# Your assignment:
Write an exact copy of the entries below that leaves out all pictures.
━━━━━ Recorded data
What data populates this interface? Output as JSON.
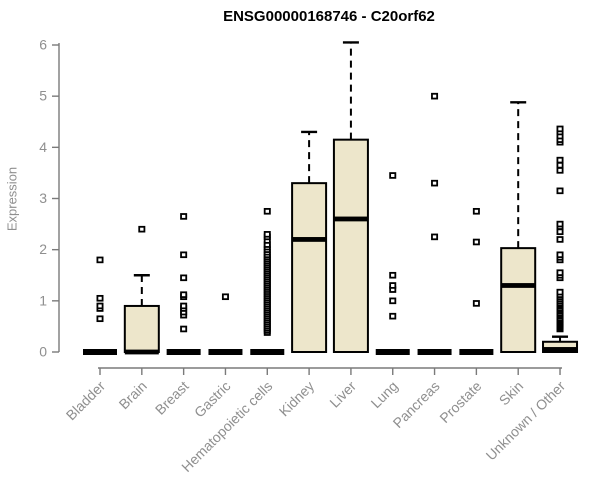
{
  "title": "ENSG00000168746 - C20orf62",
  "chart_data": {
    "type": "box",
    "title": "ENSG00000168746 - C20orf62",
    "xlabel": "",
    "ylabel": "Expression",
    "ylim": [
      0,
      6
    ],
    "yticks": [
      0,
      1,
      2,
      3,
      4,
      5,
      6
    ],
    "grid": false,
    "colors": {
      "box_fill": "#EDE6CB",
      "box_stroke": "#000000",
      "median": "#000000",
      "outlier_stroke": "#000000",
      "axis": "#7a7a7a",
      "tick_label": "#8f8f8f",
      "title": "#000000"
    },
    "categories": [
      "Bladder",
      "Brain",
      "Breast",
      "Gastric",
      "Hematopoietic cells",
      "Kidney",
      "Liver",
      "Lung",
      "Pancreas",
      "Prostate",
      "Skin",
      "Unknown / Other"
    ],
    "series": [
      {
        "name": "Bladder",
        "q1": 0,
        "median": 0,
        "q3": 0,
        "whisker_low": 0,
        "whisker_high": 0,
        "outliers": [
          0.65,
          0.85,
          0.9,
          1.05,
          1.8
        ]
      },
      {
        "name": "Brain",
        "q1": 0,
        "median": 0,
        "q3": 0.9,
        "whisker_low": 0,
        "whisker_high": 1.5,
        "outliers": [
          2.4
        ]
      },
      {
        "name": "Breast",
        "q1": 0,
        "median": 0,
        "q3": 0,
        "whisker_low": 0,
        "whisker_high": 0,
        "outliers": [
          0.45,
          0.72,
          0.78,
          0.85,
          0.9,
          1.08,
          1.12,
          1.45,
          1.9,
          2.65
        ]
      },
      {
        "name": "Gastric",
        "q1": 0,
        "median": 0,
        "q3": 0,
        "whisker_low": 0,
        "whisker_high": 0,
        "outliers": [
          1.08
        ]
      },
      {
        "name": "Hematopoietic cells",
        "q1": 0,
        "median": 0,
        "q3": 0,
        "whisker_low": 0,
        "whisker_high": 0,
        "outliers": [
          0.38,
          0.42,
          0.46,
          0.5,
          0.54,
          0.58,
          0.62,
          0.66,
          0.7,
          0.74,
          0.78,
          0.82,
          0.86,
          0.9,
          0.94,
          0.98,
          1.02,
          1.06,
          1.1,
          1.14,
          1.18,
          1.22,
          1.26,
          1.3,
          1.34,
          1.38,
          1.42,
          1.46,
          1.5,
          1.54,
          1.58,
          1.62,
          1.66,
          1.7,
          1.74,
          1.78,
          1.82,
          1.86,
          1.9,
          1.95,
          2.0,
          2.05,
          2.1,
          2.18,
          2.25,
          2.3,
          2.75
        ]
      },
      {
        "name": "Kidney",
        "q1": 0,
        "median": 2.2,
        "q3": 3.3,
        "whisker_low": 0,
        "whisker_high": 4.3,
        "outliers": []
      },
      {
        "name": "Liver",
        "q1": 0,
        "median": 2.6,
        "q3": 4.15,
        "whisker_low": 0,
        "whisker_high": 6.05,
        "outliers": []
      },
      {
        "name": "Lung",
        "q1": 0,
        "median": 0,
        "q3": 0,
        "whisker_low": 0,
        "whisker_high": 0,
        "outliers": [
          0.7,
          1.0,
          1.22,
          1.3,
          1.5,
          3.45
        ]
      },
      {
        "name": "Pancreas",
        "q1": 0,
        "median": 0,
        "q3": 0,
        "whisker_low": 0,
        "whisker_high": 0,
        "outliers": [
          2.25,
          3.3,
          5.0
        ]
      },
      {
        "name": "Prostate",
        "q1": 0,
        "median": 0,
        "q3": 0,
        "whisker_low": 0,
        "whisker_high": 0,
        "outliers": [
          0.95,
          2.15,
          2.75
        ]
      },
      {
        "name": "Skin",
        "q1": 0,
        "median": 1.3,
        "q3": 2.03,
        "whisker_low": 0,
        "whisker_high": 4.88,
        "outliers": []
      },
      {
        "name": "Unknown / Other",
        "q1": 0,
        "median": 0.05,
        "q3": 0.2,
        "whisker_low": 0,
        "whisker_high": 0.3,
        "outliers": [
          0.45,
          0.48,
          0.51,
          0.54,
          0.57,
          0.6,
          0.63,
          0.66,
          0.7,
          0.73,
          0.76,
          0.8,
          0.83,
          0.86,
          0.9,
          0.93,
          0.96,
          1.0,
          1.04,
          1.08,
          1.12,
          1.17,
          1.45,
          1.5,
          1.55,
          1.8,
          1.85,
          1.9,
          2.2,
          2.35,
          2.45,
          2.5,
          3.15,
          3.55,
          3.65,
          3.75,
          4.1,
          4.15,
          4.22,
          4.3,
          4.36
        ]
      }
    ]
  }
}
━━━━━━━━━━
# Result of this exercise:
What data populates this interface? Output as JSON.
{
  "title": "ENSG00000168746 - C20orf62",
  "chart_data": {
    "type": "box",
    "title": "ENSG00000168746 - C20orf62",
    "xlabel": "",
    "ylabel": "Expression",
    "ylim": [
      0,
      6
    ],
    "yticks": [
      0,
      1,
      2,
      3,
      4,
      5,
      6
    ],
    "grid": false,
    "colors": {
      "box_fill": "#EDE6CB",
      "box_stroke": "#000000",
      "median": "#000000",
      "outlier_stroke": "#000000",
      "axis": "#7a7a7a",
      "tick_label": "#8f8f8f",
      "title": "#000000"
    },
    "categories": [
      "Bladder",
      "Brain",
      "Breast",
      "Gastric",
      "Hematopoietic cells",
      "Kidney",
      "Liver",
      "Lung",
      "Pancreas",
      "Prostate",
      "Skin",
      "Unknown / Other"
    ],
    "series": [
      {
        "name": "Bladder",
        "q1": 0,
        "median": 0,
        "q3": 0,
        "whisker_low": 0,
        "whisker_high": 0,
        "outliers": [
          0.65,
          0.85,
          0.9,
          1.05,
          1.8
        ]
      },
      {
        "name": "Brain",
        "q1": 0,
        "median": 0,
        "q3": 0.9,
        "whisker_low": 0,
        "whisker_high": 1.5,
        "outliers": [
          2.4
        ]
      },
      {
        "name": "Breast",
        "q1": 0,
        "median": 0,
        "q3": 0,
        "whisker_low": 0,
        "whisker_high": 0,
        "outliers": [
          0.45,
          0.72,
          0.78,
          0.85,
          0.9,
          1.08,
          1.12,
          1.45,
          1.9,
          2.65
        ]
      },
      {
        "name": "Gastric",
        "q1": 0,
        "median": 0,
        "q3": 0,
        "whisker_low": 0,
        "whisker_high": 0,
        "outliers": [
          1.08
        ]
      },
      {
        "name": "Hematopoietic cells",
        "q1": 0,
        "median": 0,
        "q3": 0,
        "whisker_low": 0,
        "whisker_high": 0,
        "outliers": [
          0.38,
          0.42,
          0.46,
          0.5,
          0.54,
          0.58,
          0.62,
          0.66,
          0.7,
          0.74,
          0.78,
          0.82,
          0.86,
          0.9,
          0.94,
          0.98,
          1.02,
          1.06,
          1.1,
          1.14,
          1.18,
          1.22,
          1.26,
          1.3,
          1.34,
          1.38,
          1.42,
          1.46,
          1.5,
          1.54,
          1.58,
          1.62,
          1.66,
          1.7,
          1.74,
          1.78,
          1.82,
          1.86,
          1.9,
          1.95,
          2.0,
          2.05,
          2.1,
          2.18,
          2.25,
          2.3,
          2.75
        ]
      },
      {
        "name": "Kidney",
        "q1": 0,
        "median": 2.2,
        "q3": 3.3,
        "whisker_low": 0,
        "whisker_high": 4.3,
        "outliers": []
      },
      {
        "name": "Liver",
        "q1": 0,
        "median": 2.6,
        "q3": 4.15,
        "whisker_low": 0,
        "whisker_high": 6.05,
        "outliers": []
      },
      {
        "name": "Lung",
        "q1": 0,
        "median": 0,
        "q3": 0,
        "whisker_low": 0,
        "whisker_high": 0,
        "outliers": [
          0.7,
          1.0,
          1.22,
          1.3,
          1.5,
          3.45
        ]
      },
      {
        "name": "Pancreas",
        "q1": 0,
        "median": 0,
        "q3": 0,
        "whisker_low": 0,
        "whisker_high": 0,
        "outliers": [
          2.25,
          3.3,
          5.0
        ]
      },
      {
        "name": "Prostate",
        "q1": 0,
        "median": 0,
        "q3": 0,
        "whisker_low": 0,
        "whisker_high": 0,
        "outliers": [
          0.95,
          2.15,
          2.75
        ]
      },
      {
        "name": "Skin",
        "q1": 0,
        "median": 1.3,
        "q3": 2.03,
        "whisker_low": 0,
        "whisker_high": 4.88,
        "outliers": []
      },
      {
        "name": "Unknown / Other",
        "q1": 0,
        "median": 0.05,
        "q3": 0.2,
        "whisker_low": 0,
        "whisker_high": 0.3,
        "outliers": [
          0.45,
          0.48,
          0.51,
          0.54,
          0.57,
          0.6,
          0.63,
          0.66,
          0.7,
          0.73,
          0.76,
          0.8,
          0.83,
          0.86,
          0.9,
          0.93,
          0.96,
          1.0,
          1.04,
          1.08,
          1.12,
          1.17,
          1.45,
          1.5,
          1.55,
          1.8,
          1.85,
          1.9,
          2.2,
          2.35,
          2.45,
          2.5,
          3.15,
          3.55,
          3.65,
          3.75,
          4.1,
          4.15,
          4.22,
          4.3,
          4.36
        ]
      }
    ]
  }
}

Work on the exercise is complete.